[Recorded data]
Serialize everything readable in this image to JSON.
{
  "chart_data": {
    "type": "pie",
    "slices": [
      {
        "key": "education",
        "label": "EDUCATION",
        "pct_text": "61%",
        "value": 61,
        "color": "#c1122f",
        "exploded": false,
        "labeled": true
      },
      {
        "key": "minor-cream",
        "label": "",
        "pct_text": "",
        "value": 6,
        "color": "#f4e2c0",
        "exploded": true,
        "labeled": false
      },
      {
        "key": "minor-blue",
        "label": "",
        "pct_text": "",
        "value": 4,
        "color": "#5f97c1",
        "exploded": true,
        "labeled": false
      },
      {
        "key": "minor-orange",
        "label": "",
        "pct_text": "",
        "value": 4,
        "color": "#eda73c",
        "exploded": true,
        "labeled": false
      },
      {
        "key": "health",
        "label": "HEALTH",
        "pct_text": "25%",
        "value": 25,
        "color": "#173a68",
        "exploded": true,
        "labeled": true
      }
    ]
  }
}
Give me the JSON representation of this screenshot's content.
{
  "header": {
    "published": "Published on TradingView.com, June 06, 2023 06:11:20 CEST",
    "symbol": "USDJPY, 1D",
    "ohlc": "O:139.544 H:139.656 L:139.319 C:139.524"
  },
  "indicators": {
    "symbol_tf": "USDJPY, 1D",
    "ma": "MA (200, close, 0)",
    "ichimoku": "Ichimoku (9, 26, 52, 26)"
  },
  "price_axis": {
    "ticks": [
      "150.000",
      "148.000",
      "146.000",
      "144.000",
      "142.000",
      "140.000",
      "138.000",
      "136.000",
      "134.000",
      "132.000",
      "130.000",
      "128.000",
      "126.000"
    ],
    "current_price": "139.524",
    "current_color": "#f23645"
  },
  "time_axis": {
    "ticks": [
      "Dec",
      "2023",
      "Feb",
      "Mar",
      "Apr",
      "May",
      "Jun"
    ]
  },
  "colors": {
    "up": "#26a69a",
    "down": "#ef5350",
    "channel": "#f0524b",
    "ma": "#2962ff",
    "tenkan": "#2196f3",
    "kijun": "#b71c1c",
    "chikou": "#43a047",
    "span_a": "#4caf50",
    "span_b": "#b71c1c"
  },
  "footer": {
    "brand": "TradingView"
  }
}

_EXERCISE TASK_
Reproduce each line of the entries in which the word "this" is found.

_TASK RESULT_
Serialize everything readable in this image to JSON.
Give me the JSON representation of this screenshot's content.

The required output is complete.